Exercise details: Which lines in the records below contain the word "list"? Report each of them.

Task input:

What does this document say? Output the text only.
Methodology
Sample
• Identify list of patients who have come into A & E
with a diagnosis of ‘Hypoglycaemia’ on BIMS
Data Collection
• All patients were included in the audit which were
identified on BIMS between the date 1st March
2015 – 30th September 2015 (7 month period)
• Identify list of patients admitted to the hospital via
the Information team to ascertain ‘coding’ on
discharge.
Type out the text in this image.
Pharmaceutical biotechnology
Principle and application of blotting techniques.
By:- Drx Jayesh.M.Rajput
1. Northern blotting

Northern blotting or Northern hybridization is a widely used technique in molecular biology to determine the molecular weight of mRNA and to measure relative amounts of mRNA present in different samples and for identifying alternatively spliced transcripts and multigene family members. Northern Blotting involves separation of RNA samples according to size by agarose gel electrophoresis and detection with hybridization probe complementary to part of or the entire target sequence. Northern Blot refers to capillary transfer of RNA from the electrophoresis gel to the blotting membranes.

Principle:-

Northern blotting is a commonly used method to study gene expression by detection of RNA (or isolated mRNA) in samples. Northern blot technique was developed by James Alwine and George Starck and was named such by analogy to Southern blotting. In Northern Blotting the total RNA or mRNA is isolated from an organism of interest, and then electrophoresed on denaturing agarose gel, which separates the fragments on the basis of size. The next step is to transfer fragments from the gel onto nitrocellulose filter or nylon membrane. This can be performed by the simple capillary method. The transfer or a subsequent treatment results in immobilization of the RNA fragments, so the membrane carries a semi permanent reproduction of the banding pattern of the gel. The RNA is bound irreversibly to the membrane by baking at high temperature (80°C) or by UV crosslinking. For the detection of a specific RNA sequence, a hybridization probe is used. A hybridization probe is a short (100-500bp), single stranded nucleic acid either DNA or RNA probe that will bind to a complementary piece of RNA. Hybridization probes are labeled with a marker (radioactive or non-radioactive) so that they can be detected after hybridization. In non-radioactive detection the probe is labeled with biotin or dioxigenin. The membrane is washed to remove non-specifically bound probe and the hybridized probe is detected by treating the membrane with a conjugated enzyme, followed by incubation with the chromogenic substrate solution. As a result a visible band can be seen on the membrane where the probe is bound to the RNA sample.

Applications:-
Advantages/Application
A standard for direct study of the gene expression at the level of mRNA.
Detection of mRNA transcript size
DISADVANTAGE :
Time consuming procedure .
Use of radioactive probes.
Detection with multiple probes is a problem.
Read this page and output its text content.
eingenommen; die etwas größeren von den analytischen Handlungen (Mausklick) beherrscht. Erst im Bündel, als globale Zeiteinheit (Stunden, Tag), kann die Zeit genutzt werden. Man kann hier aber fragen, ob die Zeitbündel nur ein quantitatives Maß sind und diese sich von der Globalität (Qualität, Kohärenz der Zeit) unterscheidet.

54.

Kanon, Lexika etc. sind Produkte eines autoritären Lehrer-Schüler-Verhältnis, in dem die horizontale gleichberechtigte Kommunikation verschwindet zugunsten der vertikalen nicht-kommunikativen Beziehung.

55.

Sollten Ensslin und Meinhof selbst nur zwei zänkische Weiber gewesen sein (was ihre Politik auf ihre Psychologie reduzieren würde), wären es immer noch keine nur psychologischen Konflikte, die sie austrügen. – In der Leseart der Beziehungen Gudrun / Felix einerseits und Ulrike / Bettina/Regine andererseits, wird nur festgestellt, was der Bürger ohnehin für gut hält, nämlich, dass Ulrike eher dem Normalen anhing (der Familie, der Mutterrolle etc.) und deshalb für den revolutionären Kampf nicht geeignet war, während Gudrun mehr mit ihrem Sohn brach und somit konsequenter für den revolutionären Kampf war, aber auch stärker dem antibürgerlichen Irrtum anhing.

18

Answer to this problem:
• Identify list of patients who have come into A & E
• Identify list of patients admitted to the hospital via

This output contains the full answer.